What to work on:
Set every record down verbatim and omit the pictures.

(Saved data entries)

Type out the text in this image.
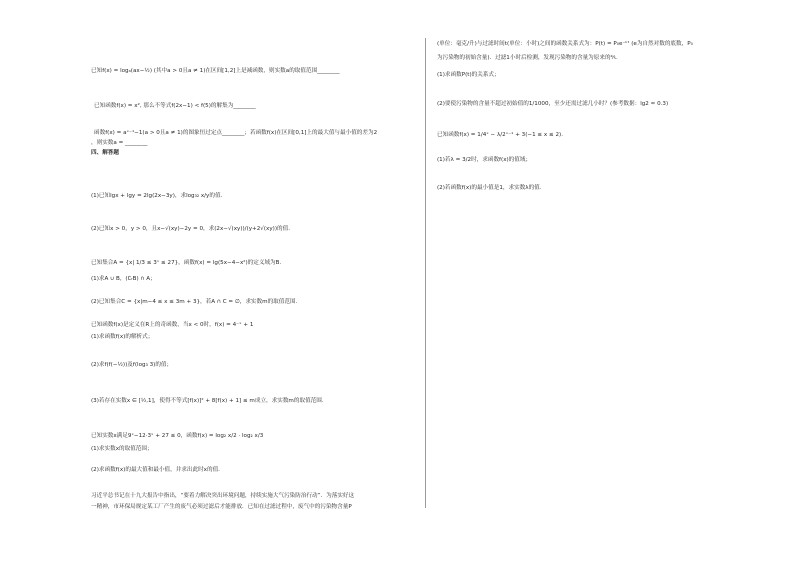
已知f(x) = logₐ(ax−½) (其中a > 0且a ≠ 1)在区间[1,2]上是减函数，则实数a的取值范围________
已知函数f(x) = x², 那么不等式f(2x−1) < f(5)的解集为________
函数f(x) = aˣ⁻¹−1(a > 0且a ≠ 1)的图象恒过定点________；若函数f(x)在区间[0,1]上的最大值与最小值的差为2
，则实数a = ________
四、解答题
(1)已知lgx + lgy = 2lg(2x−3y)，求log₃₂ x/y的值.
(2)已知x > 0，y > 0，且x−√(xy)−2y = 0，求(2x−√(xy))/(y+2√(xy))的值.
已知集合A = {x| 1/3 ≤ 3ˣ ≤ 27}，函数f(x) = lg(5x−4−x²)的定义域为B.
(1)求A ∪ B，(∁ᵣB) ∩ A；
(2)已知集合C = {x|m−4 ≤ x ≤ 3m + 3}，若A ∩ C = ∅，求实数m的取值范围.
已知函数f(x)是定义在R上的奇函数，当x < 0时，f(x) = 4⁻ˣ + 1
(1)求函数f(x)的解析式；
(2)求f(f(−½))及f(log₃ 3)的值；
(3)若存在实数x ∈ [½,1]，使得不等式[f(x)]² + 8[f(x) + 1] ≤ m成立，求实数m的取值范围.
已知实数x满足9ˣ−12·3ˣ + 27 ≤ 0，函数f(x) = log₂ x/2 · log₂ x/3
(1)求实数x的取值范围；
(2)求函数f(x)的最大值和最小值，并求出此时x的值.
习近平总书记在十九大报告中指出，“要着力解决突出环境问题，持续实施大气污染防治行动”．为落实好这
一精神，市环保局规定某工厂产生的废气必须过滤后才能排放．已知在过滤过程中，废气中的污染物含量P
(单位：毫克/升)与过滤时间t(单位：小时)之间的函数关系式为：P(t) = P₀e⁻ᵏᵗ (e为自然对数的底数，P₀
为污染物的初始含量)．过滤1小时后检测，发现污染物的含量为原来的⅘.
(1)求函数P(t)的关系式；
(2)要使污染物的含量不超过初始值的1/1000，至少还需过滤几小时？(参考数据：lg2 ≈ 0.3)
已知函数f(x) = 1/4ˣ − λ/2ˣ⁻¹ + 3(−1 ≤ x ≤ 2).
(1)若λ = 3/2时，求函数f(x)的值域；
(2)若函数f(x)的最小值是1，求实数λ的值.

Written solution:
Type out the text in this image.
已知f(x) = logₐ(ax−½) (其中a > 0且a ≠ 1)在区间[1,2]上是减函数，则实数a的取值范围________
已知函数f(x) = x², 那么不等式f(2x−1) < f(5)的解集为________
函数f(x) = aˣ⁻¹−1(a > 0且a ≠ 1)的图象恒过定点________；若函数f(x)在区间[0,1]上的最大值与最小值的差为2
，则实数a = ________
四、解答题
(1)已知lgx + lgy = 2lg(2x−3y)，求log₃₂ x/y的值.
(2)已知x > 0，y > 0，且x−√(xy)−2y = 0，求(2x−√(xy))/(y+2√(xy))的值.
已知集合A = {x| 1/3 ≤ 3ˣ ≤ 27}，函数f(x) = lg(5x−4−x²)的定义域为B.
(1)求A ∪ B，(∁ᵣB) ∩ A；
(2)已知集合C = {x|m−4 ≤ x ≤ 3m + 3}，若A ∩ C = ∅，求实数m的取值范围.
已知函数f(x)是定义在R上的奇函数，当x < 0时，f(x) = 4⁻ˣ + 1
(1)求函数f(x)的解析式；
(2)求f(f(−½))及f(log₃ 3)的值；
(3)若存在实数x ∈ [½,1]，使得不等式[f(x)]² + 8[f(x) + 1] ≤ m成立，求实数m的取值范围.
已知实数x满足9ˣ−12·3ˣ + 27 ≤ 0，函数f(x) = log₂ x/2 · log₂ x/3
(1)求实数x的取值范围；
(2)求函数f(x)的最大值和最小值，并求出此时x的值.
习近平总书记在十九大报告中指出，“要着力解决突出环境问题，持续实施大气污染防治行动”．为落实好这
一精神，市环保局规定某工厂产生的废气必须过滤后才能排放．已知在过滤过程中，废气中的污染物含量P
(单位：毫克/升)与过滤时间t(单位：小时)之间的函数关系式为：P(t) = P₀e⁻ᵏᵗ (e为自然对数的底数，P₀
为污染物的初始含量)．过滤1小时后检测，发现污染物的含量为原来的⅘.
(1)求函数P(t)的关系式；
(2)要使污染物的含量不超过初始值的1/1000，至少还需过滤几小时？(参考数据：lg2 ≈ 0.3)
已知函数f(x) = 1/4ˣ − λ/2ˣ⁻¹ + 3(−1 ≤ x ≤ 2).
(1)若λ = 3/2时，求函数f(x)的值域；
(2)若函数f(x)的最小值是1，求实数λ的值.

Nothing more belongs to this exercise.